* _What is asked_: Write out each line in which the string "right" is present.

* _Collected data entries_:
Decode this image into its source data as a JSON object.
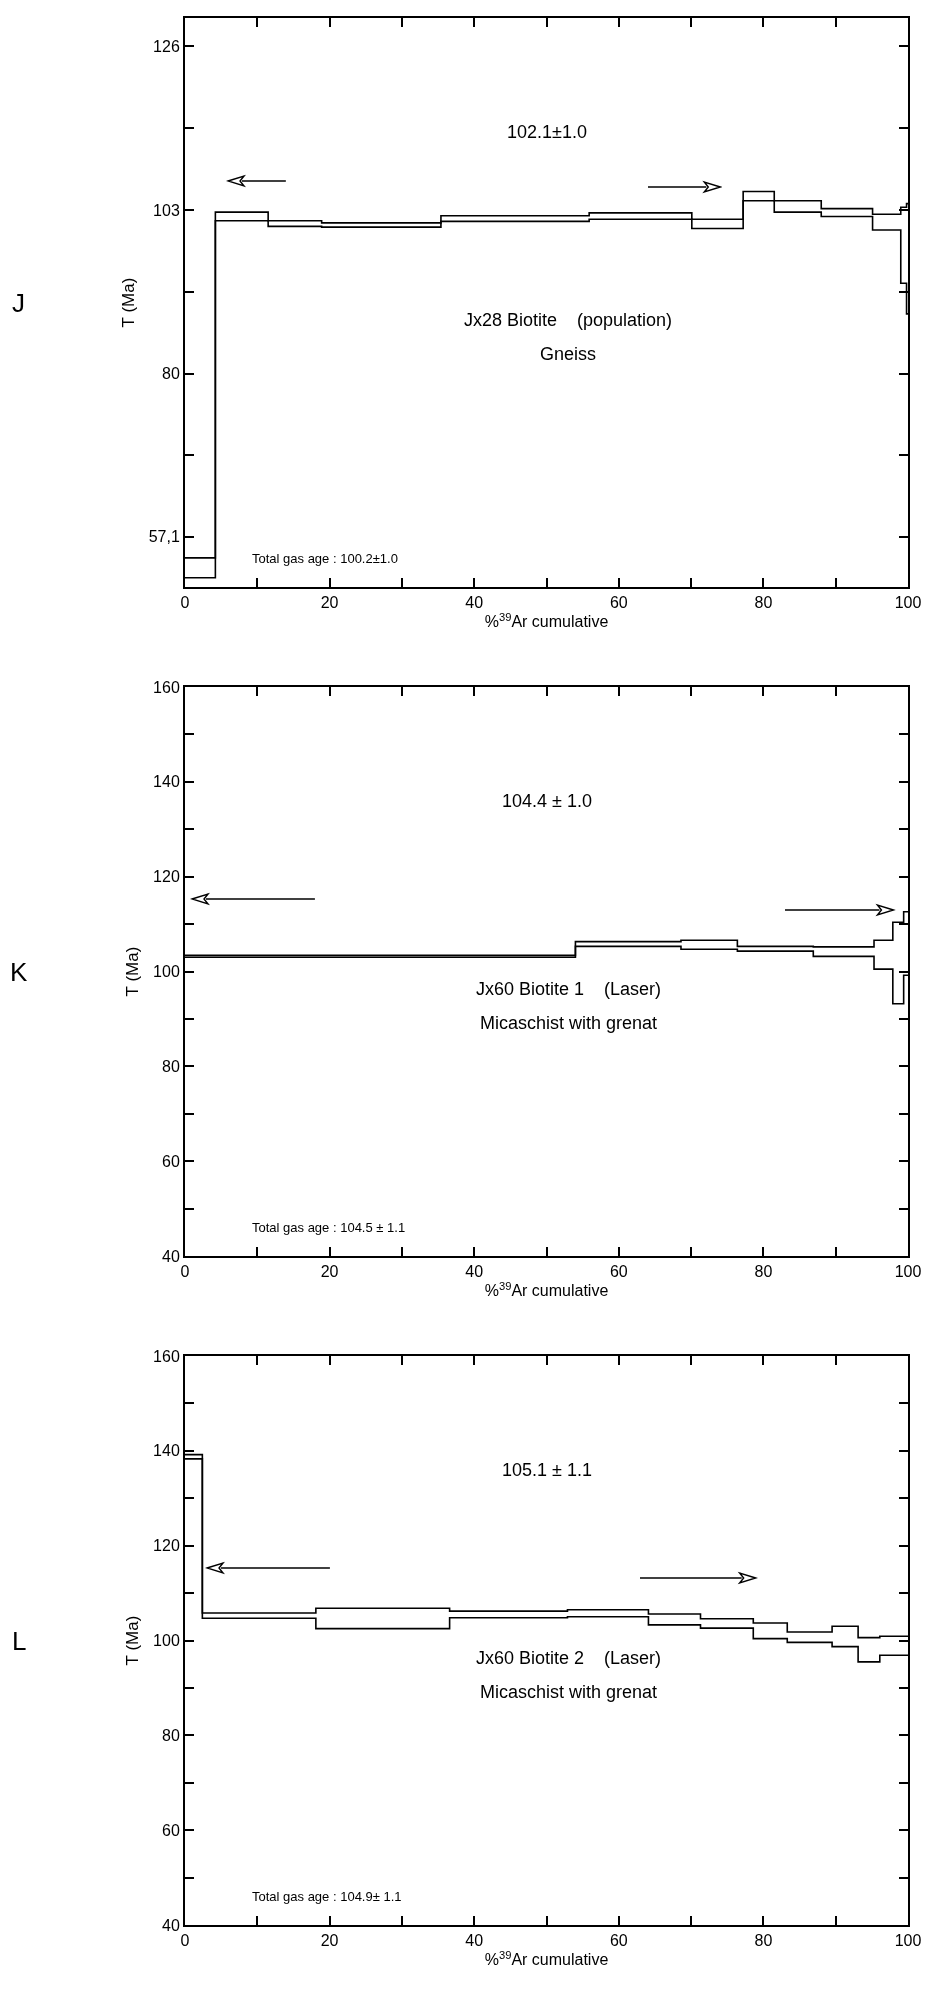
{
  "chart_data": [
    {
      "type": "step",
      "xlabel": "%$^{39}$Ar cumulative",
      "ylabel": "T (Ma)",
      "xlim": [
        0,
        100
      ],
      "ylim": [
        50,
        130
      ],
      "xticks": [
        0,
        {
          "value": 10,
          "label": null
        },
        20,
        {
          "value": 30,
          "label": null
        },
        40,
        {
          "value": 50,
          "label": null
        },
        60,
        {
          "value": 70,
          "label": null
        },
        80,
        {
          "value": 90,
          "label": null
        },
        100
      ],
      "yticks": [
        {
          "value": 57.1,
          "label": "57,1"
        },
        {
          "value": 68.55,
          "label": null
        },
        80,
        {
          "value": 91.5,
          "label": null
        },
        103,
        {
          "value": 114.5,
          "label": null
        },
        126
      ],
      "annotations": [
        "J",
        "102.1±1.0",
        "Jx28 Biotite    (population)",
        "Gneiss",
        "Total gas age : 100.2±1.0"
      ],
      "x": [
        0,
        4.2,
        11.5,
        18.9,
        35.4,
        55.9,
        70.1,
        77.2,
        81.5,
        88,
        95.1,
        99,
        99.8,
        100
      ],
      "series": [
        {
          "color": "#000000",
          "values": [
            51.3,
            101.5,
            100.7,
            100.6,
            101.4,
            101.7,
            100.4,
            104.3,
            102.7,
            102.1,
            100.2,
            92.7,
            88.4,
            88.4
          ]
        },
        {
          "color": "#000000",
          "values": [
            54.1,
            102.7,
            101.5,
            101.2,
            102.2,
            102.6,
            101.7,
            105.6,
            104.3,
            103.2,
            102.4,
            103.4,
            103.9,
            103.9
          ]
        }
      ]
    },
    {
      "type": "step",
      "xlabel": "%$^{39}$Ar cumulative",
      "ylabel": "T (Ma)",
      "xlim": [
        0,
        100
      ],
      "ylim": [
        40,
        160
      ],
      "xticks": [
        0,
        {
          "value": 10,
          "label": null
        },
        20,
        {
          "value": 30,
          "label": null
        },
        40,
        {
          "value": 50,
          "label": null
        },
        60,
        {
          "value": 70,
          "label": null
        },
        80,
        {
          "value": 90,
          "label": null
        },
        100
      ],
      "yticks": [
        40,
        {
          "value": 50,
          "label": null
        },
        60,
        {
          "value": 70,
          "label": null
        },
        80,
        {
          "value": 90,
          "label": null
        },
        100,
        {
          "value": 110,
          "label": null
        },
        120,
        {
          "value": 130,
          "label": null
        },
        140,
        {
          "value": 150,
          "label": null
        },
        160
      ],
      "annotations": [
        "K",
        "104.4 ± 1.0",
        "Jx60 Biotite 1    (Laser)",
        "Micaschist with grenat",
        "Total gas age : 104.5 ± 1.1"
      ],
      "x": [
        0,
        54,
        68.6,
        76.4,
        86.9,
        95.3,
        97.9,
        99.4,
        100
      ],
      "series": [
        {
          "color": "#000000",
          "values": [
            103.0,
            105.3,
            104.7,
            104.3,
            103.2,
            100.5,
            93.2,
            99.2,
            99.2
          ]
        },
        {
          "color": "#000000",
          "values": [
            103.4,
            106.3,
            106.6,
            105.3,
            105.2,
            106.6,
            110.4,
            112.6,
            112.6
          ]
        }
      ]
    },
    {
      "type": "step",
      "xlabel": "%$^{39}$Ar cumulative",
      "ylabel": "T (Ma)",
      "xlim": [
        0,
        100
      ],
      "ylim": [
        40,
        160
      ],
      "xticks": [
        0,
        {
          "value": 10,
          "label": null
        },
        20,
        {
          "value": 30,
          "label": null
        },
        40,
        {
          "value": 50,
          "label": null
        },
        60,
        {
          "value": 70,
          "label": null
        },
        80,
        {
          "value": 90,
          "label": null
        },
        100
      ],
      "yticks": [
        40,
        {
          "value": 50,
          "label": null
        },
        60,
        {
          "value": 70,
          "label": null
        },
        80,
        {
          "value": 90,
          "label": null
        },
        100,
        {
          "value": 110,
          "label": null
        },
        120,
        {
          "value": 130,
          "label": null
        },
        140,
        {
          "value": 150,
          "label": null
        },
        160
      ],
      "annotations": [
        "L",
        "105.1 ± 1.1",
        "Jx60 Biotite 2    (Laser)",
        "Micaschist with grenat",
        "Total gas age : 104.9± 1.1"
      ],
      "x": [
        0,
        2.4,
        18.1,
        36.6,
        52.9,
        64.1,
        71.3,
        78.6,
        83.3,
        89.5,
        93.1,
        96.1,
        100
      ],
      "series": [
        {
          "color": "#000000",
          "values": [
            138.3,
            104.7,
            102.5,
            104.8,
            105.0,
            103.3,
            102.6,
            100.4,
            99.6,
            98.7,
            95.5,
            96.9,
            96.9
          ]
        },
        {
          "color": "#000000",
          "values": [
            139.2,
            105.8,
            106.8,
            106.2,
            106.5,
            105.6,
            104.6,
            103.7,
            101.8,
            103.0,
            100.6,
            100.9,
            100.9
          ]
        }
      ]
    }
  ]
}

* * *

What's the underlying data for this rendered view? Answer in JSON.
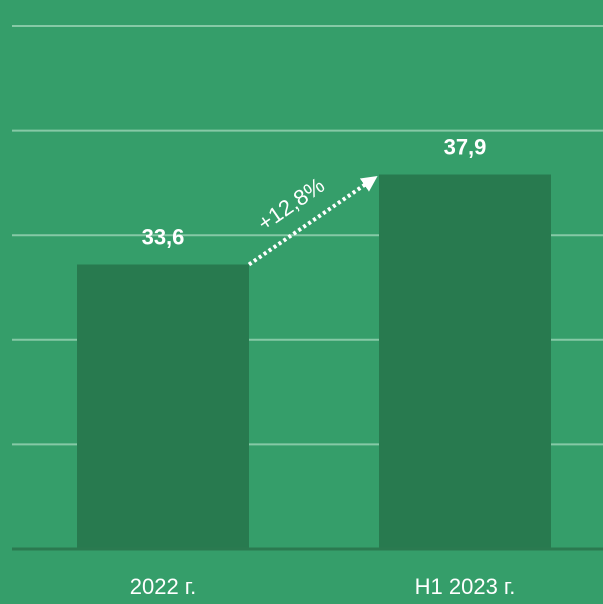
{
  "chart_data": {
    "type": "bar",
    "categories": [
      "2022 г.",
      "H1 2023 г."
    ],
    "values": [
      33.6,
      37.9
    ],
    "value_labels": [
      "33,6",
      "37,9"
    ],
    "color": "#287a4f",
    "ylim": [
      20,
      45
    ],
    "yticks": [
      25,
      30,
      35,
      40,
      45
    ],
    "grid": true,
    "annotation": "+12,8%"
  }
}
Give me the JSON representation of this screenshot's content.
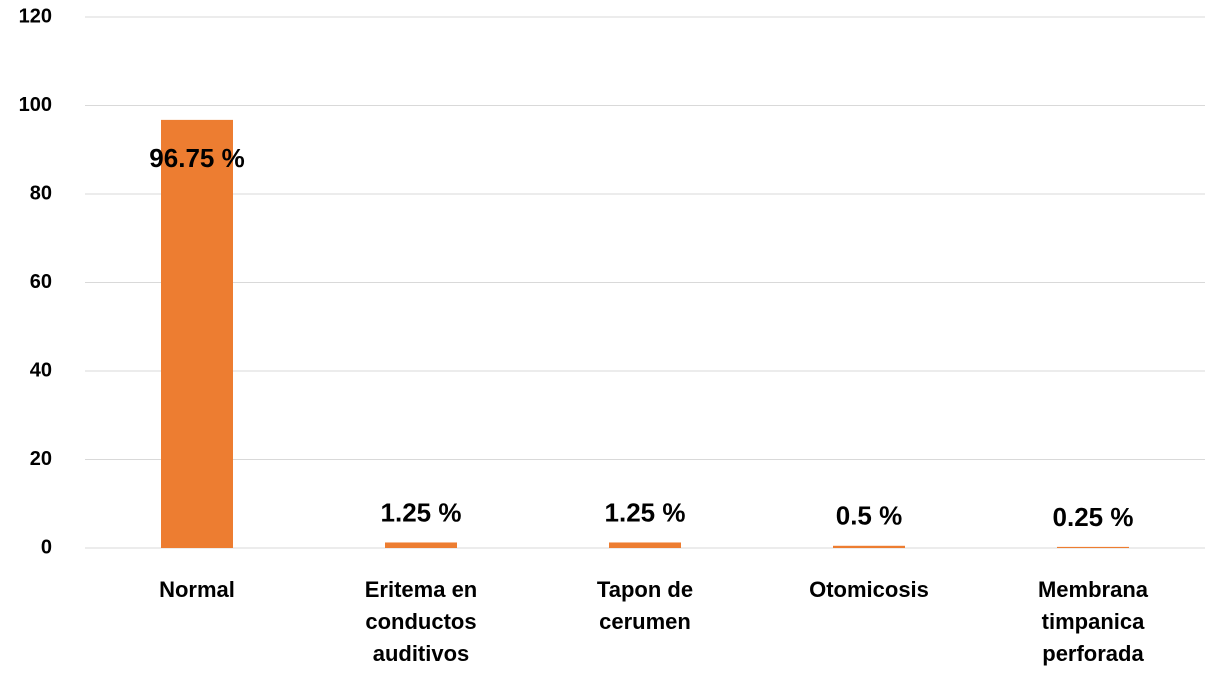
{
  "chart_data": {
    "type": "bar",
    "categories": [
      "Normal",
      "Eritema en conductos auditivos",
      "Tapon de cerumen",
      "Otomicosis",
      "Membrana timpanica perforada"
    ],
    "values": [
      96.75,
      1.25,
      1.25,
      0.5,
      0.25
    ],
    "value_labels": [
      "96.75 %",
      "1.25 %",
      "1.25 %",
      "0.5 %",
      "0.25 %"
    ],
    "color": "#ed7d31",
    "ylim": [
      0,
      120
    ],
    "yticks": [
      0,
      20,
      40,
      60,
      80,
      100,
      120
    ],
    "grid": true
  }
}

--

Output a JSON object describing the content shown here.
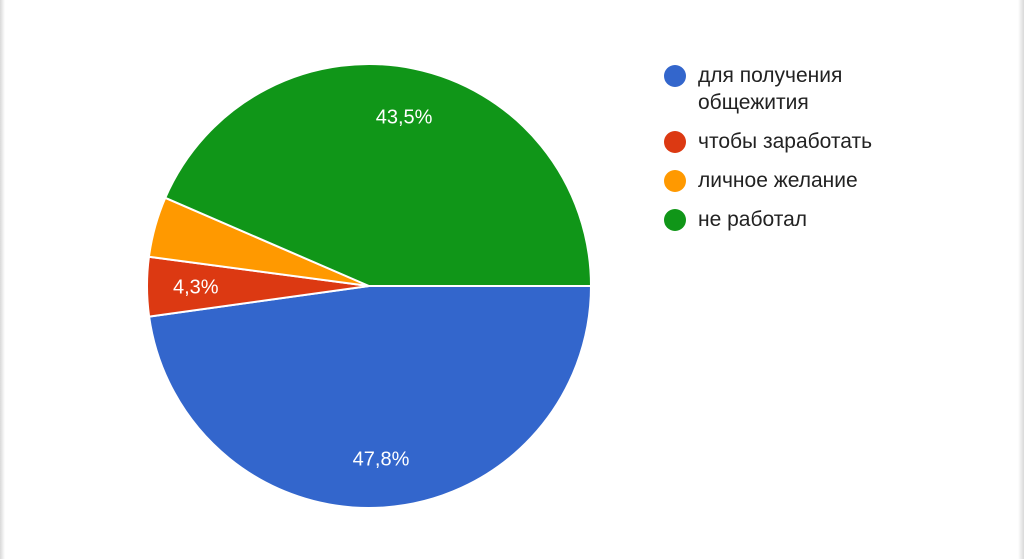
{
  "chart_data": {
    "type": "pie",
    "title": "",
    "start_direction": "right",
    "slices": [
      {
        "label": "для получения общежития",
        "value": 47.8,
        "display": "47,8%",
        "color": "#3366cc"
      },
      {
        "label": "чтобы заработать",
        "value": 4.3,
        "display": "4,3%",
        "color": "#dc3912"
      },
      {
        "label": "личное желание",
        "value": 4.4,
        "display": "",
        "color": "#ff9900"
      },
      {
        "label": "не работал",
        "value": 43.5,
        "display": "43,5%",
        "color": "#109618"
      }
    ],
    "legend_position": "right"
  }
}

* _Solution_:
    "start_direction": "right",
    "legend_position": "right"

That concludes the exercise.